EXERCISE INSTRUCTIONS:
1. Update the comment on whether Islam is above criticism, starting at "First, you rely" and ending at "in the East.", and put "controversial" in place of "provocative".
2. Answer these questions about the comment on whether Islam is above criticism:
(a) Whose work does the writer say the other person relies on?
(b) Which book does the writer suggest reading before returning to that work?
(c) Which country is named as developing a modern secular society along with a robust economy?

----- EXTRACTED TEXT -----

Comments: Is Islam Above Criticism?

For someone who is legally trained, you offer some fairly poor evidence for your proposition that 'something is truly wrong in Islam today...'

First, you rely on someone else's work: Bernard Lewis. Lewis presents an interesting, if not provocative thesis. It is however, one view of Islam and, being full of reductionist thought and crude generalisations, it is not one that stands and to close analysis. May I suggest you read Lewis' work again after reading Edward Said's 'Orientalism'? Despite all that has been written about Said (particularly post-humously), his work does offer a strong critique of the way we have viewed those in the East.

Second, you state that, apart from Turkey, Muslim countries in North Africa and the Middle East are 'reprehensible'. Turkey is neither part of North Africa nor the Middle East, but it does have some reprehensible aspects. Just ask the Turkish Kurds. According to Amnesty, the Turkish government continues to hold prisoners of conscience, engage in systemic torture (including sexual assault) of prisoners and actively discriminate against minorities. There are some Muslim countries in the world that are going along quite nicely, Malaysia for example is developing a modern secular society along with a robust economy. Can I suggest that the political history of the Middle East and North Africa, particularly the intervention of colonial powers and then the effect of the Cold War, may hold the key as to why these countries' governments are 'reprehensible'?

----- MATERIAL -----

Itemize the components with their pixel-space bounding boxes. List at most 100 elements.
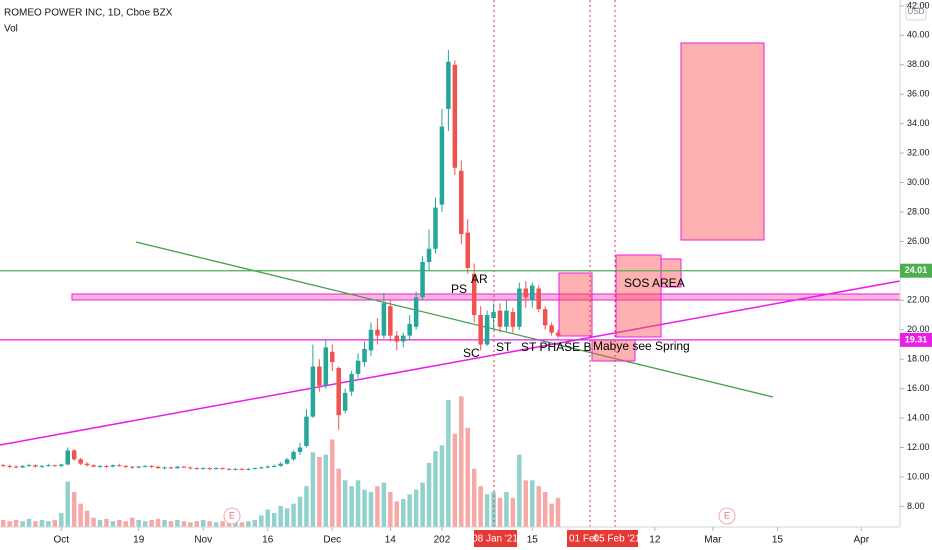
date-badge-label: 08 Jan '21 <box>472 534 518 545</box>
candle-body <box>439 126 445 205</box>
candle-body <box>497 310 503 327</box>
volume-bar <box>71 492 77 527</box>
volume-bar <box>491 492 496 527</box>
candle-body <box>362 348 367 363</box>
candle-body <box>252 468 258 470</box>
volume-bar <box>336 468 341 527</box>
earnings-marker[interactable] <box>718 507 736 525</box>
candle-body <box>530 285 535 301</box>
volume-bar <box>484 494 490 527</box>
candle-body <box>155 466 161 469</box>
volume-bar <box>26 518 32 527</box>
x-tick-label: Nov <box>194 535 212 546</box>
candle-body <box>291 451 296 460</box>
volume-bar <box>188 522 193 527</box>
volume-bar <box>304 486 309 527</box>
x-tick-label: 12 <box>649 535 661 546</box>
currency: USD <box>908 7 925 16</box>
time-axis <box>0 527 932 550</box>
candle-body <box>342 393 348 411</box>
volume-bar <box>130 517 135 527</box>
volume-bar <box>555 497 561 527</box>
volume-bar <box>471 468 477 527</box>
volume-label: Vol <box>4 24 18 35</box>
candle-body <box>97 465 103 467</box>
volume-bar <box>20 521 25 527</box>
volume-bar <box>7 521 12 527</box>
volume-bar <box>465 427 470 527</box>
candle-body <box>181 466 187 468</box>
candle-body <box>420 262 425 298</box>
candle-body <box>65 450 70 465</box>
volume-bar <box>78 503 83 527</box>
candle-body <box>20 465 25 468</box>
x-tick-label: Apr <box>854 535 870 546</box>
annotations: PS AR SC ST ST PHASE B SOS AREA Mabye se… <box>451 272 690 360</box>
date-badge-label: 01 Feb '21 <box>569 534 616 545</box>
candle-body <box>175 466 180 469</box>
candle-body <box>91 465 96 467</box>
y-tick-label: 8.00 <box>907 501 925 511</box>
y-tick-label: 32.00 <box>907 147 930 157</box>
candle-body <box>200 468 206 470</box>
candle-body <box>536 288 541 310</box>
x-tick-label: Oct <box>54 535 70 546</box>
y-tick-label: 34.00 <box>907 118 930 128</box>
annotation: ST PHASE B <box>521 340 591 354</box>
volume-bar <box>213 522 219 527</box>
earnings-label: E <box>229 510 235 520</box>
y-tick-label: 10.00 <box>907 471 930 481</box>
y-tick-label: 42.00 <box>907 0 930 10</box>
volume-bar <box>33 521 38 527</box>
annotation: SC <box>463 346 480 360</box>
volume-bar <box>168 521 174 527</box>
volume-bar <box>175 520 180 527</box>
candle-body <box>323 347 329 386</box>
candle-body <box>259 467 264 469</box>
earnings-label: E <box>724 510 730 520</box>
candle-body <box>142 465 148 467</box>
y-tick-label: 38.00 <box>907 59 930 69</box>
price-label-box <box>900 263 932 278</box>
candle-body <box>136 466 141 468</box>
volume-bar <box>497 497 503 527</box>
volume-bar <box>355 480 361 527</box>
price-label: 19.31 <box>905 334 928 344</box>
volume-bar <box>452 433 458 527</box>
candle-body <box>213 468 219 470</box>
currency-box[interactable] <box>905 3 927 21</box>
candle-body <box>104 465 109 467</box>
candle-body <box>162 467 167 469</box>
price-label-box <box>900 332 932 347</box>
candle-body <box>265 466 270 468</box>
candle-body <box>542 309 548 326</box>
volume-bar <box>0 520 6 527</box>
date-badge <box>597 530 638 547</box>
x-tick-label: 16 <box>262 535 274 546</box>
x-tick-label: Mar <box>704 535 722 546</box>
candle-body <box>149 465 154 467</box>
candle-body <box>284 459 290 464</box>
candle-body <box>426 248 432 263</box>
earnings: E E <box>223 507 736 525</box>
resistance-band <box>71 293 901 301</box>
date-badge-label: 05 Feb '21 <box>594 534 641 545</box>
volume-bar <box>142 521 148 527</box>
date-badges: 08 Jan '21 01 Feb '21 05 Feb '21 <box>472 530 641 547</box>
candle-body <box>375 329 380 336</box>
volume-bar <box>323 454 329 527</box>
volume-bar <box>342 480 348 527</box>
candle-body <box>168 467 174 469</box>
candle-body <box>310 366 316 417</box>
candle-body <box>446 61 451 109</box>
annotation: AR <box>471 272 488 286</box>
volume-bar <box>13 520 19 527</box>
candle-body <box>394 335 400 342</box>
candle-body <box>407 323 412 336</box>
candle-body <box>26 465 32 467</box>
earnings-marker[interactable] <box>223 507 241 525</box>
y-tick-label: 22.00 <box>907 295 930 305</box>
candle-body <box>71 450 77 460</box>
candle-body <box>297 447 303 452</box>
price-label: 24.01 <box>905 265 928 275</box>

-----
----- MATERIAL -----

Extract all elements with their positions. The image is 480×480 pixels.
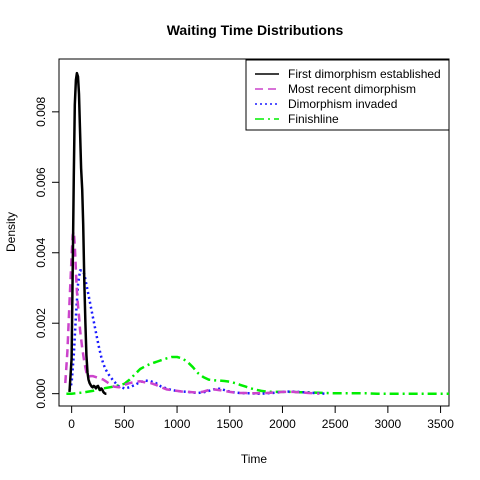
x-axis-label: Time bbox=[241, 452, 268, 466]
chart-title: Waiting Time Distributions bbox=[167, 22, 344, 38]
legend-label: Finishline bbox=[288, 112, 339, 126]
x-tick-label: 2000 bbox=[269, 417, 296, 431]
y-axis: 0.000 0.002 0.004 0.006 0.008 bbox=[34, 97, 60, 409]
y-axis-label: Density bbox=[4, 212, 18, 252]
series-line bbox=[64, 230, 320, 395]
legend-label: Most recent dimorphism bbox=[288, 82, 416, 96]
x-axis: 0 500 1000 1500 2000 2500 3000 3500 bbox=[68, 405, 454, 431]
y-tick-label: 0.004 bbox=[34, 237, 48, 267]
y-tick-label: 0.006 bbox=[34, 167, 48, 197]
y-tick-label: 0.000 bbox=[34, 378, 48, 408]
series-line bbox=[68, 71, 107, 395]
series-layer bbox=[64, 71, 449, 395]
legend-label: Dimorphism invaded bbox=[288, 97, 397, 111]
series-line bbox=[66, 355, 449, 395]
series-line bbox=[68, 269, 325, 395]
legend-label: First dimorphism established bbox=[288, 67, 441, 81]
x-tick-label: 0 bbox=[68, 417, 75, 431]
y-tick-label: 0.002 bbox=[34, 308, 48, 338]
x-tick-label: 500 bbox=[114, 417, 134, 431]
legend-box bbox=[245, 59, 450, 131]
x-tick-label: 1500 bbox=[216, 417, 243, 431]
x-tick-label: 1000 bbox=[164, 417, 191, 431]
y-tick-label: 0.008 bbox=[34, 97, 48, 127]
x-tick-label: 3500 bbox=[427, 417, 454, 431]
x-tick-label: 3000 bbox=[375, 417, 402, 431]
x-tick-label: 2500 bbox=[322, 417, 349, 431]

-----
----- MATERIAL -----

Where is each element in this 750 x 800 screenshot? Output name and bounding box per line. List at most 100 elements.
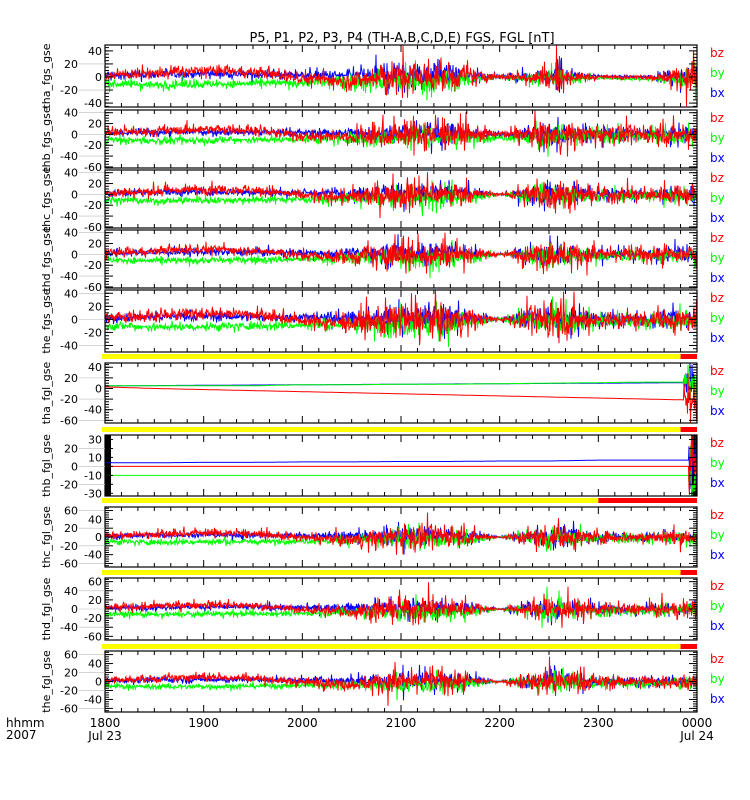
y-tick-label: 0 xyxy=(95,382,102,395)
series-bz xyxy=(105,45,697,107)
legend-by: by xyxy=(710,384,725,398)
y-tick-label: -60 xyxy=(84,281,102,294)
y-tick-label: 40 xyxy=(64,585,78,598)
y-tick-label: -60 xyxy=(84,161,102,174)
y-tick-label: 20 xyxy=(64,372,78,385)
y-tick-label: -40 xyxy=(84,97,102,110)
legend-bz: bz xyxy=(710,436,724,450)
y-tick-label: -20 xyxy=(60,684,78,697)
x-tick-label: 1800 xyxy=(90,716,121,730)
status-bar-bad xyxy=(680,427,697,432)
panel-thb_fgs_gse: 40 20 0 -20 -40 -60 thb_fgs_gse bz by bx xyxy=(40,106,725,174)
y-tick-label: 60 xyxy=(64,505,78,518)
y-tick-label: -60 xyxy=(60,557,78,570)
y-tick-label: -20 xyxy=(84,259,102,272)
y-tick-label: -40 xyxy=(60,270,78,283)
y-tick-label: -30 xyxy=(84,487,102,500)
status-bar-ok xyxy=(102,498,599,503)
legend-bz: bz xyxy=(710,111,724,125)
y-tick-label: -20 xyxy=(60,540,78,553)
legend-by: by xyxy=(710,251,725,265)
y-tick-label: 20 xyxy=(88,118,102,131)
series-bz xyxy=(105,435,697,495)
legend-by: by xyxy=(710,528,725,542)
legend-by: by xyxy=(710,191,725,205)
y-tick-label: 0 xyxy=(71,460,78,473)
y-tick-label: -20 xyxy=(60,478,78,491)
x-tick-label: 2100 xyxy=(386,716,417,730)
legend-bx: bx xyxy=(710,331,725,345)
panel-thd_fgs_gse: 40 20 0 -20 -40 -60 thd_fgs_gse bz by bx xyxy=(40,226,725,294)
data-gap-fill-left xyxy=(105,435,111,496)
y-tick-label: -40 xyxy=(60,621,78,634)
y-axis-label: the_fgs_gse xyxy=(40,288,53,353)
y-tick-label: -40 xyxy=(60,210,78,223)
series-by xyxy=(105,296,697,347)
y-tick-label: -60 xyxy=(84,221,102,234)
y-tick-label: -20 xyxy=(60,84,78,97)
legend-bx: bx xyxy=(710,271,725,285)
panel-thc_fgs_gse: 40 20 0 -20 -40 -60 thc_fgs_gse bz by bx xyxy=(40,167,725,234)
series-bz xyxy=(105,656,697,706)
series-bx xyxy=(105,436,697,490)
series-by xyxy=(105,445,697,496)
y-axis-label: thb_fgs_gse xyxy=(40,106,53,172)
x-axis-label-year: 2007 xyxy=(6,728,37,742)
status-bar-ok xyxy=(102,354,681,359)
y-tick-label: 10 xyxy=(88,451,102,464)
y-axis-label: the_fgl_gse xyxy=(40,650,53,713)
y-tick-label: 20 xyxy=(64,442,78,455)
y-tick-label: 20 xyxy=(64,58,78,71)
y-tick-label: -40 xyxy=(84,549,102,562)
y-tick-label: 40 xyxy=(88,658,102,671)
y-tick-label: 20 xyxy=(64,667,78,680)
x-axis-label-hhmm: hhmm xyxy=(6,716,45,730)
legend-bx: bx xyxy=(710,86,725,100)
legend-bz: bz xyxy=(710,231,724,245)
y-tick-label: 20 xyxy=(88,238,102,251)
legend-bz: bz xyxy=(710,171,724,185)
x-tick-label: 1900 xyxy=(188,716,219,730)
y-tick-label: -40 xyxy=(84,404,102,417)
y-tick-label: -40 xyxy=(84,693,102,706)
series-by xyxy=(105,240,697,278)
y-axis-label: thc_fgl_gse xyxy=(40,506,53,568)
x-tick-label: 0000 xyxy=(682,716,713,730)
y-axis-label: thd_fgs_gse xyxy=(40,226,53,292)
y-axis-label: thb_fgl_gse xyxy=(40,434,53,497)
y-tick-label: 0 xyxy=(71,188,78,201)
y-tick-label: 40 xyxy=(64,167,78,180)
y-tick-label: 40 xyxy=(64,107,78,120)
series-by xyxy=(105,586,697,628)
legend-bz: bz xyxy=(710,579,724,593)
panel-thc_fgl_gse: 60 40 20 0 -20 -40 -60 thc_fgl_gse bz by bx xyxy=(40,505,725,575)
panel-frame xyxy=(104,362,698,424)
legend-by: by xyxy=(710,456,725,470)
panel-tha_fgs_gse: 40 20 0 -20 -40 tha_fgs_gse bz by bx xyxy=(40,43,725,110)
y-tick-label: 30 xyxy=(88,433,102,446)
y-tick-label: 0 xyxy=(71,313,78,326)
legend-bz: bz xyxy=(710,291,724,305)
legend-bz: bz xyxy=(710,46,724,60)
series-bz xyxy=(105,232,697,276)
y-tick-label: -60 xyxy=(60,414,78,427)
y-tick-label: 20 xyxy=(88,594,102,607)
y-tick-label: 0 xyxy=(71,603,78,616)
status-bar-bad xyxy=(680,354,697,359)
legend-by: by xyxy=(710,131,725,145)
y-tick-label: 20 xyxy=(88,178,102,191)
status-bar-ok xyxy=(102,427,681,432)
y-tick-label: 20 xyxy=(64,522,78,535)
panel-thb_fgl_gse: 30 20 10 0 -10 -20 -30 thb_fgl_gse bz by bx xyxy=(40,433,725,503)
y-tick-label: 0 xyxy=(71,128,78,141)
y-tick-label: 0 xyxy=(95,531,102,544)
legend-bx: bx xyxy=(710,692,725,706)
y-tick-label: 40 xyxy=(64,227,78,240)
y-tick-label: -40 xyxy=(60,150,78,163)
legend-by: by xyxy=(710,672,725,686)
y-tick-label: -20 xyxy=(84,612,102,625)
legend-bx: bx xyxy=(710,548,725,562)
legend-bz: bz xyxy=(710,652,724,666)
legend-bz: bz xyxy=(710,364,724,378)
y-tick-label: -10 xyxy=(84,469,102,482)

-----

SET OF ANSWERS:
1.
First, you rely on someone else's work: Bernard Lewis. Lewis presents an interesting, if not controversial thesis. It is however, one view of Islam and, being full of reductionist thought and crude generalisations, it is not one that stands and to close analysis. May I suggest you read Lewis' work again after reading Edward Said's 'Orientalism'? Despite all that has been written about Said (particularly post-humously), his work does offer a strong critique of the way we have viewed those in the East.

2.
(a) Bernard Lewis
(b) Edward Said's 'Orientalism'
(c) Malaysia